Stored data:
___
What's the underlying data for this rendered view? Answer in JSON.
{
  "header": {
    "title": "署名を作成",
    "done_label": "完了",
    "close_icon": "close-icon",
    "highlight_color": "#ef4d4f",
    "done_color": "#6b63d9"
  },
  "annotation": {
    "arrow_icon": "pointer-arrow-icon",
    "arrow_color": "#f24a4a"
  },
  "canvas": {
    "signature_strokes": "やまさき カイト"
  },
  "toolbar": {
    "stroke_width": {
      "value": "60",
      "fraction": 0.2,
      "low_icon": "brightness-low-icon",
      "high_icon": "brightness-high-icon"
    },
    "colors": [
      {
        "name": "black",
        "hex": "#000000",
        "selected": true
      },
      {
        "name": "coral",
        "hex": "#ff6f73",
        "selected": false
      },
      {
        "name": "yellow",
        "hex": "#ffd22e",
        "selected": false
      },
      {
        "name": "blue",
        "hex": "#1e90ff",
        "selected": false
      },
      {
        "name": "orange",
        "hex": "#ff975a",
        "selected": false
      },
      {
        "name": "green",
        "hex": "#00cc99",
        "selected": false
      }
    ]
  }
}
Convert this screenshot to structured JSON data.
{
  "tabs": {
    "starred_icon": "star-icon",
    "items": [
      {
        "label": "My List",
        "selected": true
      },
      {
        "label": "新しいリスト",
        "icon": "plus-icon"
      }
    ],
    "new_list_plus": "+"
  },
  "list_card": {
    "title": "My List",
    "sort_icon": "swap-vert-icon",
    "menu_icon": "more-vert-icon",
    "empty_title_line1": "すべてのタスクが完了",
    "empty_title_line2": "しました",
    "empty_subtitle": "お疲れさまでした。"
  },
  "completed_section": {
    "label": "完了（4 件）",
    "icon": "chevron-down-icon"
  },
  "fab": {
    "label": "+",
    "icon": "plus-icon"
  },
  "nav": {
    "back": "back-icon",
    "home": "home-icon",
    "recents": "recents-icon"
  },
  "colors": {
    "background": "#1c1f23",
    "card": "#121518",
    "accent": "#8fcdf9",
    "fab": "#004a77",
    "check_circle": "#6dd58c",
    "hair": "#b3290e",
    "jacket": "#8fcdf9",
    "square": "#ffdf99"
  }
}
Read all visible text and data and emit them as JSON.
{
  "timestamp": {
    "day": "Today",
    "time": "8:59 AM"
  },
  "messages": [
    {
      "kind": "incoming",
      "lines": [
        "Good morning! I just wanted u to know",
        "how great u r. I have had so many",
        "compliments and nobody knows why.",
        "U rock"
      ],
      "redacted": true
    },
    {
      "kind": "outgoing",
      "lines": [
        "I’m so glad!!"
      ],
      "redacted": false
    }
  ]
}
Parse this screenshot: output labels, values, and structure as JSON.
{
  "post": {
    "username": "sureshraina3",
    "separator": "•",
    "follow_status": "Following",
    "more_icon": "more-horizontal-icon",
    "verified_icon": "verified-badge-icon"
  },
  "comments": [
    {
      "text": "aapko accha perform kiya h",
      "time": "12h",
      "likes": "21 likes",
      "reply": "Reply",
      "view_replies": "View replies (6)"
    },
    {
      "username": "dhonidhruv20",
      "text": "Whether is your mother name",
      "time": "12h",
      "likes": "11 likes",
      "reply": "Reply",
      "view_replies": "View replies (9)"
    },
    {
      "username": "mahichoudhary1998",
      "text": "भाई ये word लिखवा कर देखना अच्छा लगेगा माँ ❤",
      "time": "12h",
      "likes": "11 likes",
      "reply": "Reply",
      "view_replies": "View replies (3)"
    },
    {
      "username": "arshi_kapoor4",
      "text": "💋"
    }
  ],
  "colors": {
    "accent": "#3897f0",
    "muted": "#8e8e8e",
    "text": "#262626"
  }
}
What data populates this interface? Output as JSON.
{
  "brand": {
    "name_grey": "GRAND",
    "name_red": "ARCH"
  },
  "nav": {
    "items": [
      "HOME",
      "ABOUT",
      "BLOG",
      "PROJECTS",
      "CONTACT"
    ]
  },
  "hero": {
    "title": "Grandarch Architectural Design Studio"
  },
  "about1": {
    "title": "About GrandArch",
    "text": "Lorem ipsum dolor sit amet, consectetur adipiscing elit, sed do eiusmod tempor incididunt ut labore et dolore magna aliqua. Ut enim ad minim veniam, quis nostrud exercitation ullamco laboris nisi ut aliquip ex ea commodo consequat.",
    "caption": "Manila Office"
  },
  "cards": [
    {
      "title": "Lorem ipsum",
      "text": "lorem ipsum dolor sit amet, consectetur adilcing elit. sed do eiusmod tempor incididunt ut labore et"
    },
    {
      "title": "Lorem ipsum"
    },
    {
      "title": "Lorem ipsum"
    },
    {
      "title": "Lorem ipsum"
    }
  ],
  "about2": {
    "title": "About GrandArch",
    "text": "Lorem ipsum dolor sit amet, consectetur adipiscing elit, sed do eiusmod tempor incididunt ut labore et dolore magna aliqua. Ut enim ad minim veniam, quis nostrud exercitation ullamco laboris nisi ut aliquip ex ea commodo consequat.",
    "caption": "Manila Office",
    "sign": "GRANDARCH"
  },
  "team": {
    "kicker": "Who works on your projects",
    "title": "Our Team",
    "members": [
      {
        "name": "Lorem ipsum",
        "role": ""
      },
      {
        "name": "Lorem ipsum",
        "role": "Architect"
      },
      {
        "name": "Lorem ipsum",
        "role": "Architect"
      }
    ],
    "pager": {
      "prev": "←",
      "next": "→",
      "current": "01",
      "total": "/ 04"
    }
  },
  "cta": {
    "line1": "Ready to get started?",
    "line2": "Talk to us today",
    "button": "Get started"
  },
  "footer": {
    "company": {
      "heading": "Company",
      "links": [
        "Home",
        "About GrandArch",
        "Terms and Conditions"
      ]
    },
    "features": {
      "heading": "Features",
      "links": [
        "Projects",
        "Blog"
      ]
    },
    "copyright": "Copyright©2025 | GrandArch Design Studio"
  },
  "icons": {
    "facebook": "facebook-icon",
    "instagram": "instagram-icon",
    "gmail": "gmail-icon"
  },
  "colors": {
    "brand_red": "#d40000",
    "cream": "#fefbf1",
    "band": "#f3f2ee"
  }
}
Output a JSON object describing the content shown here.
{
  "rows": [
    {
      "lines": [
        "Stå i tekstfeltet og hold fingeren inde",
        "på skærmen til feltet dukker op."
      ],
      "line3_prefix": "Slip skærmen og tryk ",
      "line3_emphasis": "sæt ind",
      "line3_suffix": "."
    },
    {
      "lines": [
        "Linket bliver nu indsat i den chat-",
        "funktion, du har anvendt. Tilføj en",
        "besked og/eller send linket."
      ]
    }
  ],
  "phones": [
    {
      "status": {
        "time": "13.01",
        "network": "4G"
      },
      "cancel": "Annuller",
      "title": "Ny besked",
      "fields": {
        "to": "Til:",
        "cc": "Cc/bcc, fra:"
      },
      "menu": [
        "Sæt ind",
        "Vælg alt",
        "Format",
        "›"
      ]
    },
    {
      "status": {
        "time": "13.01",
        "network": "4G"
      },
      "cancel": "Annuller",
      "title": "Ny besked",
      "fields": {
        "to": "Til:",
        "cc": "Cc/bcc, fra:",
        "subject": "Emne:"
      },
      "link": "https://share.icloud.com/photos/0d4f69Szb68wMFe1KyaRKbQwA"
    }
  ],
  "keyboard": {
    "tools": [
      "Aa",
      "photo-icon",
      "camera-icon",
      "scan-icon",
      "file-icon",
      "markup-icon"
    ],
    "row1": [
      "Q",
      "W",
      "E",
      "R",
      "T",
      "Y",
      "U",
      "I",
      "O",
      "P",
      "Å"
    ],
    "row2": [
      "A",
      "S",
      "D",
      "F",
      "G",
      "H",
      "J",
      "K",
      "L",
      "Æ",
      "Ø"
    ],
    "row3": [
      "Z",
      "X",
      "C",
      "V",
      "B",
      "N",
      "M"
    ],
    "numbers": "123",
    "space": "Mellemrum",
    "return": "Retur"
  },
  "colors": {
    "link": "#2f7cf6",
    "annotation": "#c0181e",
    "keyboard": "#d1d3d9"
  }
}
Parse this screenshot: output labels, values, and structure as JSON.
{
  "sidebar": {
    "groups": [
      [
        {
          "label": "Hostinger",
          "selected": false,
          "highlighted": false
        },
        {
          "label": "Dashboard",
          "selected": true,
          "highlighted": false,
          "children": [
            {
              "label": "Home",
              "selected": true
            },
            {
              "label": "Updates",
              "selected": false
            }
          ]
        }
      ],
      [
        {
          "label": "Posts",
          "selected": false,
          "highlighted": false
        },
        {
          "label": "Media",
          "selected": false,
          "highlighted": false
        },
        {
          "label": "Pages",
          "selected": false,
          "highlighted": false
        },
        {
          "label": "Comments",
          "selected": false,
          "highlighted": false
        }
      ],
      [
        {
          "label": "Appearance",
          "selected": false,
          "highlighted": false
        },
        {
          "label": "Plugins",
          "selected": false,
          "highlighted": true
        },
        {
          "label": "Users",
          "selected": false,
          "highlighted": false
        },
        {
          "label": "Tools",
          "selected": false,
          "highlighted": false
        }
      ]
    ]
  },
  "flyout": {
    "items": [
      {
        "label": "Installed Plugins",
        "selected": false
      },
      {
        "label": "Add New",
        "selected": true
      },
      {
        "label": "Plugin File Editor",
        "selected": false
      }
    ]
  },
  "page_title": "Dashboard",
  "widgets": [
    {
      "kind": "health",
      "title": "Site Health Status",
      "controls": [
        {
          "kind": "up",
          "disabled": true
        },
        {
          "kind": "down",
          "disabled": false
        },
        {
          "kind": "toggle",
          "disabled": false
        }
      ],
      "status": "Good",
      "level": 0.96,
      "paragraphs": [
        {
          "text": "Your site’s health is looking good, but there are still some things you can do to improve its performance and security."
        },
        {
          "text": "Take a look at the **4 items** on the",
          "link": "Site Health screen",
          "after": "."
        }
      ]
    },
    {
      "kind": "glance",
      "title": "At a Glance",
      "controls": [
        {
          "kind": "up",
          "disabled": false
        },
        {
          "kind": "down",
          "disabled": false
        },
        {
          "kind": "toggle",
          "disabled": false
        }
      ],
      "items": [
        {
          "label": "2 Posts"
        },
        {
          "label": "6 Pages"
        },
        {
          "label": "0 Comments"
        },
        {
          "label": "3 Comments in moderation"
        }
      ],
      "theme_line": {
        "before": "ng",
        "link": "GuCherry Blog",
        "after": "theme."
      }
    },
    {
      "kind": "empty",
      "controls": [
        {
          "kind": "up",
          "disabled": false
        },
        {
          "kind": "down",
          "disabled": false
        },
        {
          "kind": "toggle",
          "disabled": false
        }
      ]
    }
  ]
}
___
STATED TASK:
Of the lines in the listing, how many hold the word "Office"? Nothing but the number is needed.

FINISHED EXERCISE:
2